[BEGIN Stored records]

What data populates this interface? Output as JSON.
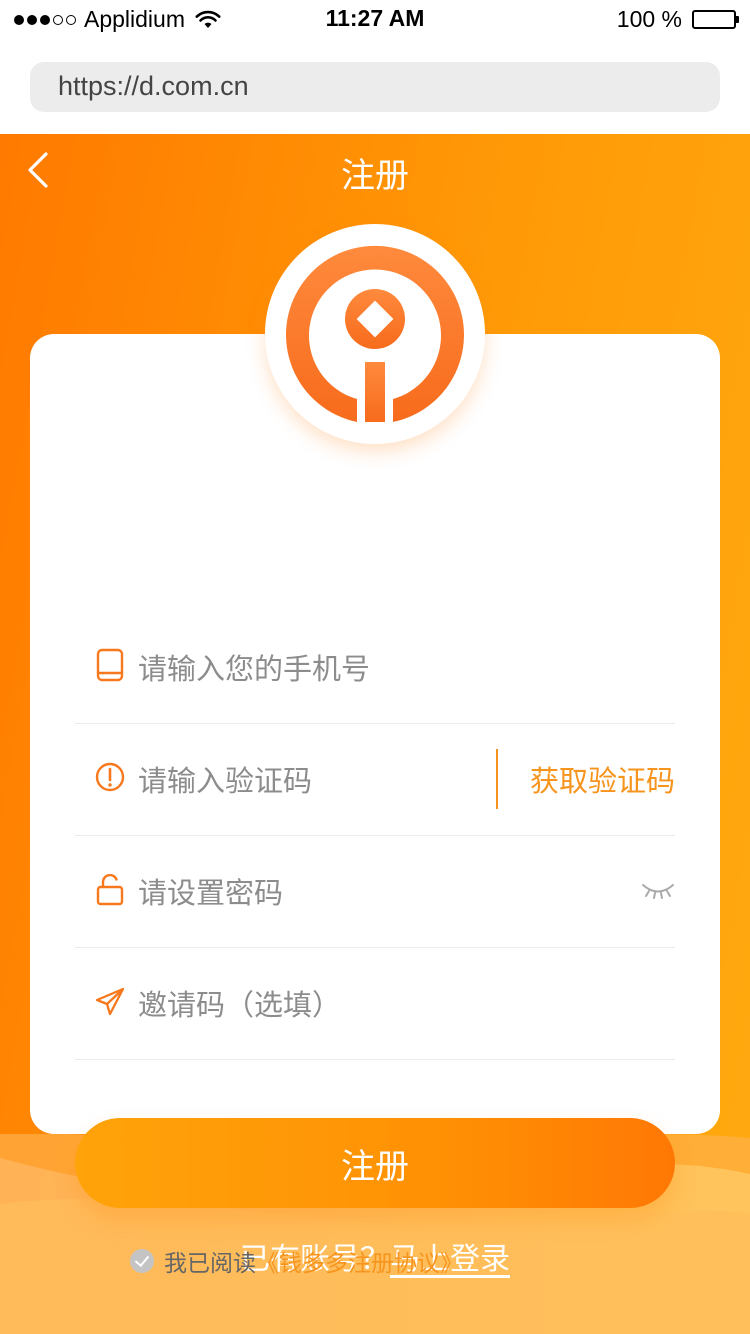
{
  "status_bar": {
    "carrier": "Applidium",
    "time": "11:27 AM",
    "battery": "100 %",
    "signal_dots": [
      true,
      true,
      true,
      false,
      false
    ]
  },
  "browser": {
    "url": "https://d.com.cn"
  },
  "nav": {
    "title": "注册"
  },
  "form": {
    "phone_placeholder": "请输入您的手机号",
    "code_placeholder": "请输入验证码",
    "get_code_label": "获取验证码",
    "password_placeholder": "请设置密码",
    "invite_placeholder": "邀请码（选填）",
    "submit_label": "注册"
  },
  "agreement": {
    "text": "我已阅读",
    "link": "《钱多多注册协议》"
  },
  "footer": {
    "prompt": "已有账号？",
    "login_link": "马上登录"
  },
  "colors": {
    "brand_orange": "#ff8a00",
    "accent": "#f7941d",
    "placeholder": "#8c8c8c"
  }
}
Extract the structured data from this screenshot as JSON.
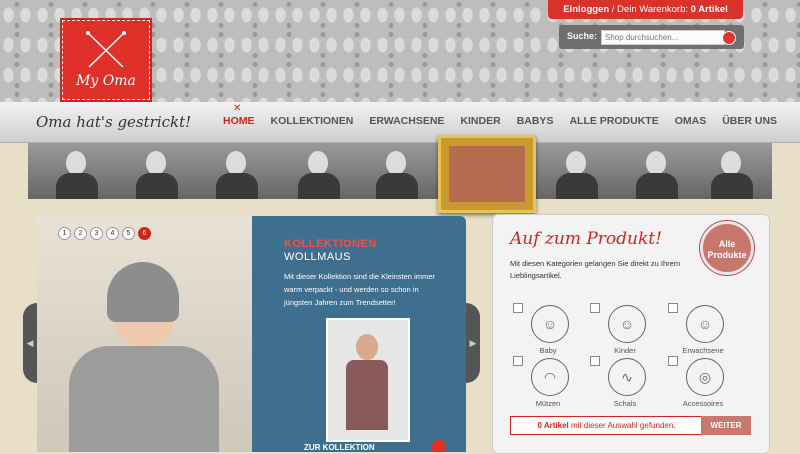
{
  "brand": {
    "logo_text": "My Oma",
    "slogan": "Oma hat's gestrickt!"
  },
  "account": {
    "login": "Einloggen",
    "cart_prefix": "/ Dein Warenkorb:",
    "cart_count": "0 Artikel"
  },
  "search": {
    "label": "Suche:",
    "placeholder": "Shop durchsuchen..."
  },
  "nav": {
    "items": [
      "HOME",
      "KOLLEKTIONEN",
      "ERWACHSENE",
      "KINDER",
      "BABYS",
      "ALLE PRODUKTE",
      "OMAS",
      "ÜBER UNS"
    ]
  },
  "slider": {
    "dots": [
      "1",
      "2",
      "3",
      "4",
      "5",
      "6"
    ],
    "active_dot": "6",
    "title": "KOLLEKTIONEN",
    "subtitle": "WOLLMAUS",
    "description": "Mit dieser Kollektion sind die Kleinsten immer warm verpackt - und werden so schon in jüngsten Jahren zum Trendsetter!",
    "link": "ZUR KOLLEKTION"
  },
  "finder": {
    "title": "Auf zum Produkt!",
    "description": "Mit diesen Kategorien gelangen Sie direkt zu Ihrem Lieblingsartikel.",
    "badge": "Alle Produkte",
    "categories": [
      "Baby",
      "Kinder",
      "Erwachsene",
      "Mützen",
      "Schals",
      "Accessoires"
    ],
    "result_count": "0 Artikel",
    "result_text": "mit dieser Auswahl gefunden.",
    "button": "WEITER"
  },
  "colors": {
    "accent": "#d0251f",
    "slide_panel": "#3f6f8f"
  }
}
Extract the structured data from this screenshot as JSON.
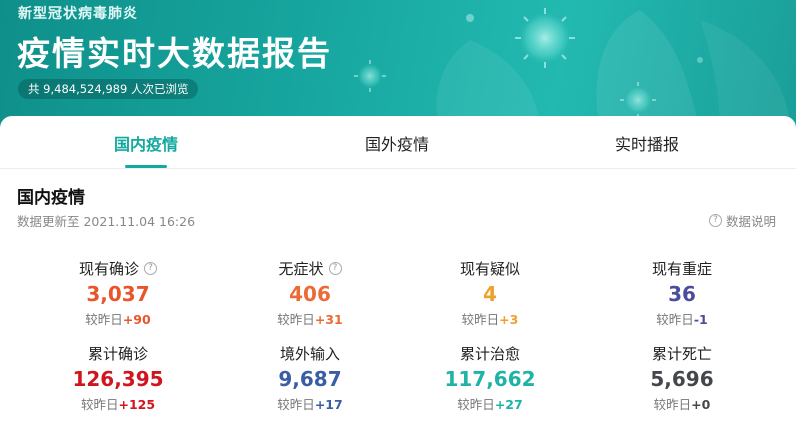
{
  "banner": {
    "subtitle": "新型冠状病毒肺炎",
    "title": "疫情实时大数据报告",
    "views": "共 9,484,524,989 人次已浏览"
  },
  "tabs": [
    "国内疫情",
    "国外疫情",
    "实时播报"
  ],
  "section": {
    "title": "国内疫情",
    "update_time": "数据更新至 2021.11.04 16:26",
    "help_label": "数据说明"
  },
  "delta_prefix": "较昨日",
  "stats": [
    {
      "label": "现有确诊",
      "value": "3,037",
      "delta": "+90",
      "color": "#e8542b",
      "delta_color": "#e8542b",
      "help": true
    },
    {
      "label": "无症状",
      "value": "406",
      "delta": "+31",
      "color": "#ec6a35",
      "delta_color": "#ec6a35",
      "help": true
    },
    {
      "label": "现有疑似",
      "value": "4",
      "delta": "+3",
      "color": "#f0a02e",
      "delta_color": "#f0a02e",
      "help": false
    },
    {
      "label": "现有重症",
      "value": "36",
      "delta": "-1",
      "color": "#4a4c9c",
      "delta_color": "#4a4c9c",
      "help": false
    },
    {
      "label": "累计确诊",
      "value": "126,395",
      "delta": "+125",
      "color": "#d0151e",
      "delta_color": "#d0151e",
      "help": false
    },
    {
      "label": "境外输入",
      "value": "9,687",
      "delta": "+17",
      "color": "#3a5da6",
      "delta_color": "#3a5da6",
      "help": false
    },
    {
      "label": "累计治愈",
      "value": "117,662",
      "delta": "+27",
      "color": "#1eb3a6",
      "delta_color": "#1eb3a6",
      "help": false
    },
    {
      "label": "累计死亡",
      "value": "5,696",
      "delta": "+0",
      "color": "#44474c",
      "delta_color": "#44474c",
      "help": false
    }
  ]
}
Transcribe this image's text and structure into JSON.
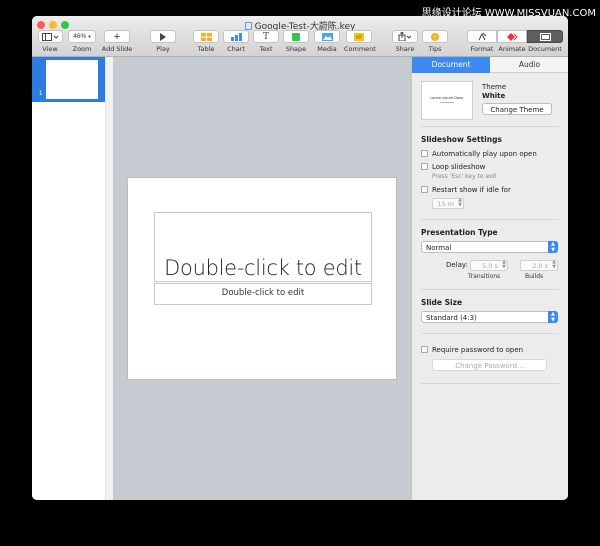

[END Stored records]

» **Challenge**: Restate every record exactly, please; do not copy the pictures.

» **Answer for the task**:
What data populates this interface? Output as JSON.
{
  "status_bar": {
    "carrier": "Applidium",
    "time": "11:27 AM",
    "battery": "100 %",
    "signal_dots": [
      true,
      true,
      true,
      false,
      false
    ]
  },
  "browser": {
    "url": "https://d.com.cn"
  },
  "nav": {
    "title": "注册"
  },
  "form": {
    "phone_placeholder": "请输入您的手机号",
    "code_placeholder": "请输入验证码",
    "get_code_label": "获取验证码",
    "password_placeholder": "请设置密码",
    "invite_placeholder": "邀请码（选填）",
    "submit_label": "注册"
  },
  "agreement": {
    "text": "我已阅读",
    "link": "《钱多多注册协议》"
  },
  "footer": {
    "prompt": "已有账号？",
    "login_link": "马上登录"
  },
  "colors": {
    "brand_orange": "#ff8a00",
    "accent": "#f7941d",
    "placeholder": "#8c8c8c"
  }
}
Extract the structured data from this screenshot as JSON.
{
  "brand": {
    "logo_text": "My Oma",
    "slogan": "Oma hat's gestrickt!"
  },
  "account": {
    "login": "Einloggen",
    "cart_prefix": "/ Dein Warenkorb:",
    "cart_count": "0 Artikel"
  },
  "search": {
    "label": "Suche:",
    "placeholder": "Shop durchsuchen..."
  },
  "nav": {
    "items": [
      "HOME",
      "KOLLEKTIONEN",
      "ERWACHSENE",
      "KINDER",
      "BABYS",
      "ALLE PRODUKTE",
      "OMAS",
      "ÜBER UNS"
    ]
  },
  "slider": {
    "dots": [
      "1",
      "2",
      "3",
      "4",
      "5",
      "6"
    ],
    "active_dot": "6",
    "title": "KOLLEKTIONEN",
    "subtitle": "WOLLMAUS",
    "description": "Mit dieser Kollektion sind die Kleinsten immer warm verpackt - und werden so schon in jüngsten Jahren zum Trendsetter!",
    "link": "ZUR KOLLEKTION"
  },
  "finder": {
    "title": "Auf zum Produkt!",
    "description": "Mit diesen Kategorien gelangen Sie direkt zu Ihrem Lieblingsartikel.",
    "badge": "Alle Produkte",
    "categories": [
      "Baby",
      "Kinder",
      "Erwachsene",
      "Mützen",
      "Schals",
      "Accessoires"
    ],
    "result_count": "0 Artikel",
    "result_text": "mit dieser Auswahl gefunden.",
    "button": "WEITER"
  },
  "colors": {
    "accent": "#d0251f",
    "slide_panel": "#3f6f8f"
  }
}
Extract the structured data from this screenshot as JSON.
{
  "banner": {
    "subtitle": "新型冠状病毒肺炎",
    "title": "疫情实时大数据报告",
    "views": "共 9,484,524,989 人次已浏览"
  },
  "tabs": [
    "国内疫情",
    "国外疫情",
    "实时播报"
  ],
  "section": {
    "title": "国内疫情",
    "update_time": "数据更新至 2021.11.04 16:26",
    "help_label": "数据说明"
  },
  "delta_prefix": "较昨日",
  "stats": [
    {
      "label": "现有确诊",
      "value": "3,037",
      "delta": "+90",
      "color": "#e8542b",
      "delta_color": "#e8542b",
      "help": true
    },
    {
      "label": "无症状",
      "value": "406",
      "delta": "+31",
      "color": "#ec6a35",
      "delta_color": "#ec6a35",
      "help": true
    },
    {
      "label": "现有疑似",
      "value": "4",
      "delta": "+3",
      "color": "#f0a02e",
      "delta_color": "#f0a02e",
      "help": false
    },
    {
      "label": "现有重症",
      "value": "36",
      "delta": "-1",
      "color": "#4a4c9c",
      "delta_color": "#4a4c9c",
      "help": false
    },
    {
      "label": "累计确诊",
      "value": "126,395",
      "delta": "+125",
      "color": "#d0151e",
      "delta_color": "#d0151e",
      "help": false
    },
    {
      "label": "境外输入",
      "value": "9,687",
      "delta": "+17",
      "color": "#3a5da6",
      "delta_color": "#3a5da6",
      "help": false
    },
    {
      "label": "累计治愈",
      "value": "117,662",
      "delta": "+27",
      "color": "#1eb3a6",
      "delta_color": "#1eb3a6",
      "help": false
    },
    {
      "label": "累计死亡",
      "value": "5,696",
      "delta": "+0",
      "color": "#44474c",
      "delta_color": "#44474c",
      "help": false
    }
  ]
}
Transcribe this image's text and structure into JSON.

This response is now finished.